>> Start EXERCISE INPUT
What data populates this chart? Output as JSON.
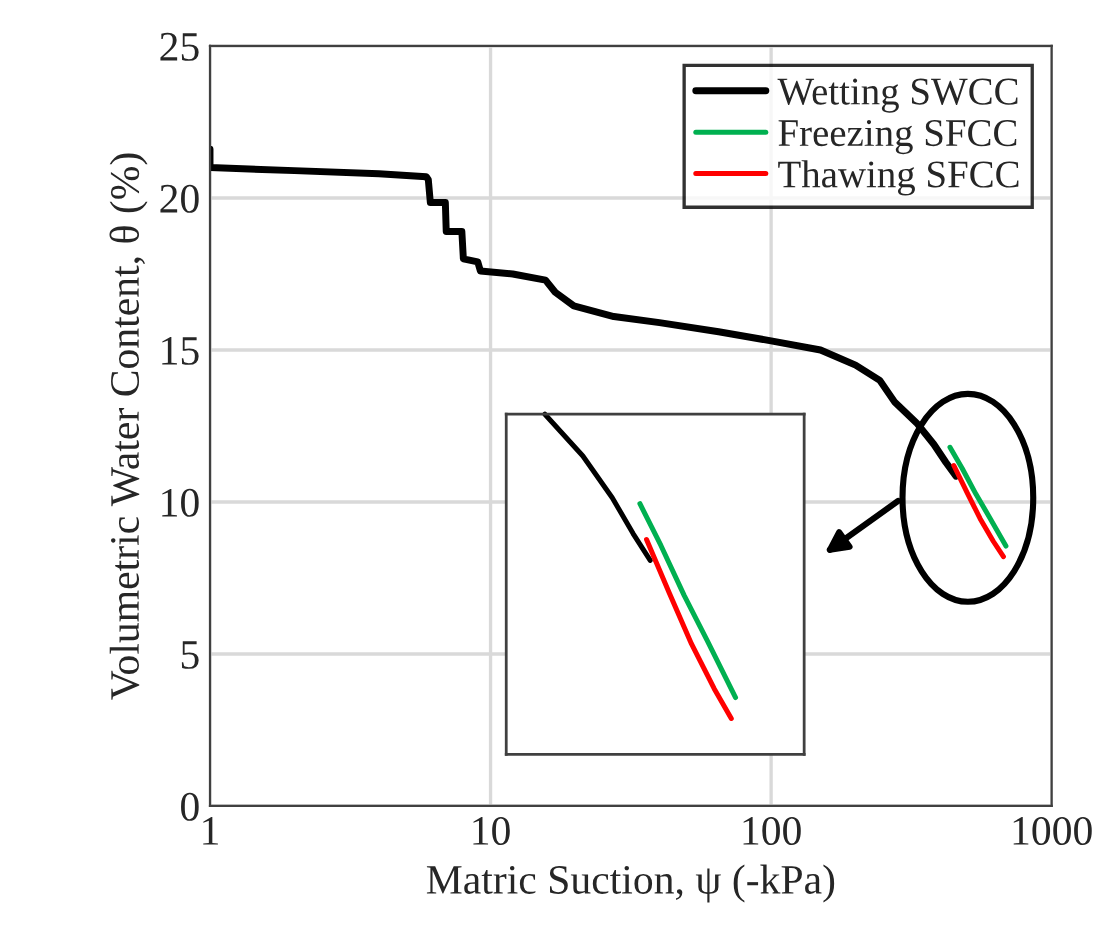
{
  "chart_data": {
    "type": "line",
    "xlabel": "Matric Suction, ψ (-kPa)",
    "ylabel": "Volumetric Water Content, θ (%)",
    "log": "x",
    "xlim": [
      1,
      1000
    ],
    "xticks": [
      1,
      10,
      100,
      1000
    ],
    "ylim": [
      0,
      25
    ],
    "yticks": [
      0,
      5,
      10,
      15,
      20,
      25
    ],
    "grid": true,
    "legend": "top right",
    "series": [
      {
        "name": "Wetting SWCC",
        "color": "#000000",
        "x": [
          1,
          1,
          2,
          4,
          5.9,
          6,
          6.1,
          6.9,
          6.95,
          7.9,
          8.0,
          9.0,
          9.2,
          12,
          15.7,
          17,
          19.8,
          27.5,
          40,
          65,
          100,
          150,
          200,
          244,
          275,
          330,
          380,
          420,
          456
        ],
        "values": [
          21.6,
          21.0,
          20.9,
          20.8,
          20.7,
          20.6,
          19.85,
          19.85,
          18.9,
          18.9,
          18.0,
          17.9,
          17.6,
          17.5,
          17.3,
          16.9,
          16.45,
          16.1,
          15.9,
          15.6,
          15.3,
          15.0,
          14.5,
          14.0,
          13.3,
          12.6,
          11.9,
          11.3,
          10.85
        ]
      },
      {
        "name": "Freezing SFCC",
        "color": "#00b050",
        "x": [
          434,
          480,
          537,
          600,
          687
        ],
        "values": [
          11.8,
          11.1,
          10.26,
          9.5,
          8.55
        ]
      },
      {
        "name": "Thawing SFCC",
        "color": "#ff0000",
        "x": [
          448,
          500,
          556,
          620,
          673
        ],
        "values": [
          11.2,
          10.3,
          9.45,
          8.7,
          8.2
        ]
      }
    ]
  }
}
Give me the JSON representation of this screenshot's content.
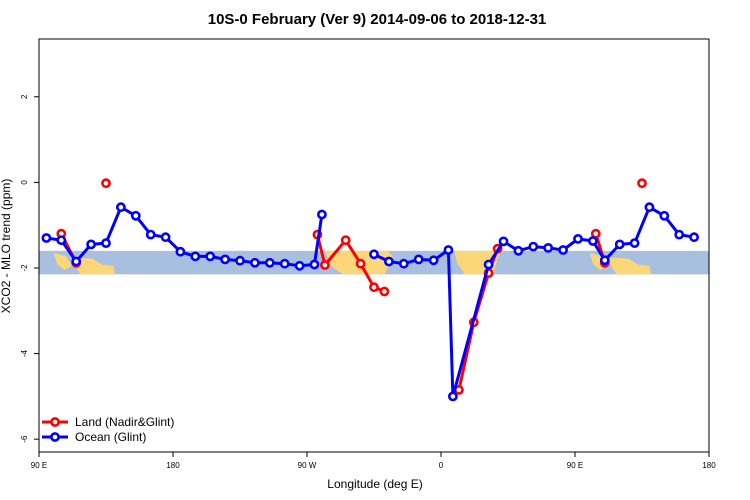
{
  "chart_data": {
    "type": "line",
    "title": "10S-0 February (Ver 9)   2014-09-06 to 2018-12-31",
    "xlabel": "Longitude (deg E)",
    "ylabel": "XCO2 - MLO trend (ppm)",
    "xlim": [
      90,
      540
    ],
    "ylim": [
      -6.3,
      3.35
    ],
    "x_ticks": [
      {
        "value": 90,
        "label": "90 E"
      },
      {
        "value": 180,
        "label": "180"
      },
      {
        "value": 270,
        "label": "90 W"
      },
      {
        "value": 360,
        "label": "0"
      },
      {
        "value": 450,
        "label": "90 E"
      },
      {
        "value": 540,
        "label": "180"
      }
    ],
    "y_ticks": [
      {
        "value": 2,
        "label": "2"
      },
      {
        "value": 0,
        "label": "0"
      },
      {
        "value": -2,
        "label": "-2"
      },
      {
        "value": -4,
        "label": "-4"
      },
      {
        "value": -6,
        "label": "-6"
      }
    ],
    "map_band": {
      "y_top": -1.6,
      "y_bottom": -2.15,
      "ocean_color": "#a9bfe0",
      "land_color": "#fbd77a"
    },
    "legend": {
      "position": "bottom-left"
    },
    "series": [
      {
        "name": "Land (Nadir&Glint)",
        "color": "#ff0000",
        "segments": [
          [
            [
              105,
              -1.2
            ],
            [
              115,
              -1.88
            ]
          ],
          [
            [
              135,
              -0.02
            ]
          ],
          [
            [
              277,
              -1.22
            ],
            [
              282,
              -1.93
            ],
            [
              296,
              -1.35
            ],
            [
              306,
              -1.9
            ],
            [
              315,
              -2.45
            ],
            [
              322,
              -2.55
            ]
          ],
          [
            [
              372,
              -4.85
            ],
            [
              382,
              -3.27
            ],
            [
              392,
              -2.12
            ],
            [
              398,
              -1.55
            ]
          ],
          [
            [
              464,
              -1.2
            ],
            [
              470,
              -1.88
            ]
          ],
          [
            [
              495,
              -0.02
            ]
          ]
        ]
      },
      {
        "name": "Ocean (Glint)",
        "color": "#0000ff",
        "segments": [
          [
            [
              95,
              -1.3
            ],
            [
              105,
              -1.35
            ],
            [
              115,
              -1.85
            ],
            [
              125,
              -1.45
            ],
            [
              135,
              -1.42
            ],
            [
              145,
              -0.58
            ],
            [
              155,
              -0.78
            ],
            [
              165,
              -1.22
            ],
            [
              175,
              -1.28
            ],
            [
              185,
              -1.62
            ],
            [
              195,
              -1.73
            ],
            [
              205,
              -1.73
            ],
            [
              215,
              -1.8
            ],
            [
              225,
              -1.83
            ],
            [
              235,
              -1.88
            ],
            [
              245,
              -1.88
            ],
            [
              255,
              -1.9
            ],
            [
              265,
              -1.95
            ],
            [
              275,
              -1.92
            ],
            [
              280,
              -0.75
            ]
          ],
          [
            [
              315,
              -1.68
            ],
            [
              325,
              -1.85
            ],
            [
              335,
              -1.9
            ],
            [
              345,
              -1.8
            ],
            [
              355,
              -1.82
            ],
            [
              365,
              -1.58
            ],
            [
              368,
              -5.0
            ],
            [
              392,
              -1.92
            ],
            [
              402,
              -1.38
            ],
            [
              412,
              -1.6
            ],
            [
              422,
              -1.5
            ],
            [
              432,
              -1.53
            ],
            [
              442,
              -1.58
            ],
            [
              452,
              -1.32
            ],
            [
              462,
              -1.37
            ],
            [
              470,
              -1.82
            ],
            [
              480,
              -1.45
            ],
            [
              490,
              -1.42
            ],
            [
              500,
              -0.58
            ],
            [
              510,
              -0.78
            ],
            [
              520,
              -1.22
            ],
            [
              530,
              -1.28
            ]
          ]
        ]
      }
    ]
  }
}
>> End EXERCISE INPUT
>> Start EXERCISE INPUT
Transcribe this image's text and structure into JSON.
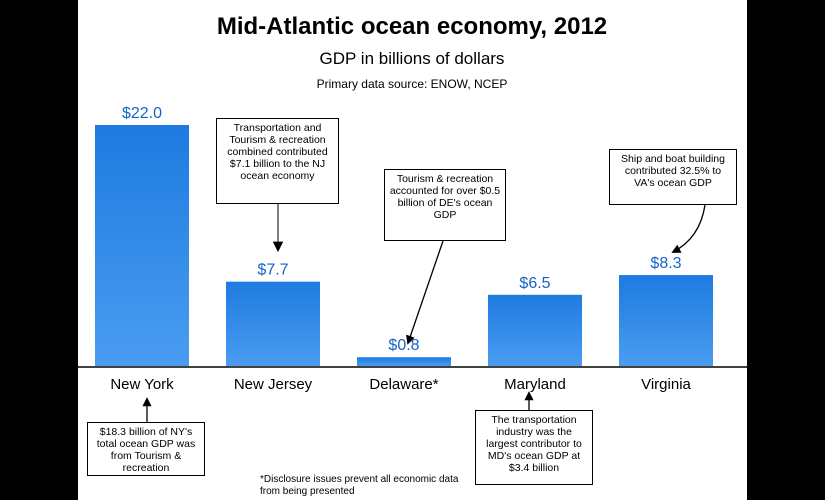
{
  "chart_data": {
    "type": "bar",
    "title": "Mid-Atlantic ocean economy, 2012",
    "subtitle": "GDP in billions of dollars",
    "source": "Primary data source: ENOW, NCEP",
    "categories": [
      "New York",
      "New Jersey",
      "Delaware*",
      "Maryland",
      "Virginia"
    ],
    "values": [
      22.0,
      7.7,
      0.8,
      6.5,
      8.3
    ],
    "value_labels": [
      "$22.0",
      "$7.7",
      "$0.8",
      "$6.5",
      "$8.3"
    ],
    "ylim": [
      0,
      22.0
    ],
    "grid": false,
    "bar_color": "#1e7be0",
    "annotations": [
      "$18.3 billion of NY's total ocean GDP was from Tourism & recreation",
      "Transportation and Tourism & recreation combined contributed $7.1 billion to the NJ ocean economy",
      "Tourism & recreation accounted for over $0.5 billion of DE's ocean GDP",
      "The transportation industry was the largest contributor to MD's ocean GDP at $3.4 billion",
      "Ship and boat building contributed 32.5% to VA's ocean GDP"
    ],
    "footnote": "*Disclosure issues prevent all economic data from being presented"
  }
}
>> End EXERCISE INPUT
>> Start EXERCISE INPUT
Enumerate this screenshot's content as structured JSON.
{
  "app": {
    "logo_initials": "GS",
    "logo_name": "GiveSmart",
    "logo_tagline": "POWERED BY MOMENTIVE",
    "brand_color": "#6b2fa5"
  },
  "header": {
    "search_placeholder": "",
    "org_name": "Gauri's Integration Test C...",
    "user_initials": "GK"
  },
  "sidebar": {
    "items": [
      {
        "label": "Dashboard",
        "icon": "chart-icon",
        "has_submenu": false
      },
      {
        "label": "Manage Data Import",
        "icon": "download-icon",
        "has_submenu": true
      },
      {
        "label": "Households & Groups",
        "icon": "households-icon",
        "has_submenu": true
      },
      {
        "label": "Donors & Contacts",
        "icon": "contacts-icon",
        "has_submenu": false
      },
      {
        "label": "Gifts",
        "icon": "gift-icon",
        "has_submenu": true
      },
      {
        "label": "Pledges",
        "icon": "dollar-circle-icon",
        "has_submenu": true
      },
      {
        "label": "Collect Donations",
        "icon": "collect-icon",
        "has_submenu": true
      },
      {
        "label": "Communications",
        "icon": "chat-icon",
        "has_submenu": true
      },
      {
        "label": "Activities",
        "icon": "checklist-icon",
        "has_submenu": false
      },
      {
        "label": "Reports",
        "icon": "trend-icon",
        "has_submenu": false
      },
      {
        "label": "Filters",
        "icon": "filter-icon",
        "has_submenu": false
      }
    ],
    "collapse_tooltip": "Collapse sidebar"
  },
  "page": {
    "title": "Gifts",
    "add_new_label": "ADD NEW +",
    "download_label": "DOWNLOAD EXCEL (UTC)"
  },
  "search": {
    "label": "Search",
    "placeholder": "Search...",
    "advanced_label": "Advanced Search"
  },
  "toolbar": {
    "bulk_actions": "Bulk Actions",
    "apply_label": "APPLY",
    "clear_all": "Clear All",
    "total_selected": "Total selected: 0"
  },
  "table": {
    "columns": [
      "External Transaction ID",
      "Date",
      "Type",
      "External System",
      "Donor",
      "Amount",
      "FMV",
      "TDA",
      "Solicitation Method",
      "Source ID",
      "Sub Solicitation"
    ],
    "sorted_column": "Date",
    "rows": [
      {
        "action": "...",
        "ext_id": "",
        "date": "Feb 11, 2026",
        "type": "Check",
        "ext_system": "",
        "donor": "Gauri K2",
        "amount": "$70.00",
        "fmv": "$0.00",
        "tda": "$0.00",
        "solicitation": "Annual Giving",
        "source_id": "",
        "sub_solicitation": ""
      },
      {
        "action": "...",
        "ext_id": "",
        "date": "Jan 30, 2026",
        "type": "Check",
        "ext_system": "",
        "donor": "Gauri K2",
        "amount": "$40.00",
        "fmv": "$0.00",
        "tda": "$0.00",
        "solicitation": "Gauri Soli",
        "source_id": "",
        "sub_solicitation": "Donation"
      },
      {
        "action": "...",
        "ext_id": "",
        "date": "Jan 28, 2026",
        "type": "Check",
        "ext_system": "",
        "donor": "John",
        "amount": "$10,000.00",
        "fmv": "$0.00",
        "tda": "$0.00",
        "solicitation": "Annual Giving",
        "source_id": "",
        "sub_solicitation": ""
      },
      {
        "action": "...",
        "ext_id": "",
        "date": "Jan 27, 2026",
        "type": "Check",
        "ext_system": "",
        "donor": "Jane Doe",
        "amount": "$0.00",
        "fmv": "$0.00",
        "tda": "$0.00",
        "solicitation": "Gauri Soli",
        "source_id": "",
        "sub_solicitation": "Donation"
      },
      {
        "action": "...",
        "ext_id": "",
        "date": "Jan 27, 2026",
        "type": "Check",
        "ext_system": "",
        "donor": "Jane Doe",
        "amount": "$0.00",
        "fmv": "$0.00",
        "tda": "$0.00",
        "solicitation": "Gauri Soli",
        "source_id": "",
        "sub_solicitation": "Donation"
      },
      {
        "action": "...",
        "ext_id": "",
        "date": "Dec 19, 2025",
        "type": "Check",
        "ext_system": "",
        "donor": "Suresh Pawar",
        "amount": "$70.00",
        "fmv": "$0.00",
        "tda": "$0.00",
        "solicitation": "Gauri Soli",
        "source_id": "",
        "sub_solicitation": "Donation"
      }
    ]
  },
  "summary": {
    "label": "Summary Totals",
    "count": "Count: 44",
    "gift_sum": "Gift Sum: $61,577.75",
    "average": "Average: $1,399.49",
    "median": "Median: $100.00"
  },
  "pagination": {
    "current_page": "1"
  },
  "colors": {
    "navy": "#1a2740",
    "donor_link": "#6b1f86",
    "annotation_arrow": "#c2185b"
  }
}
>> End EXERCISE INPUT
**WHAT YOU SHOULD DO**.
List the lines of the material in which the word "SFCC" occurs.

**THE SOLUTION**.
        "name": "Freezing SFCC",
        "name": "Thawing SFCC",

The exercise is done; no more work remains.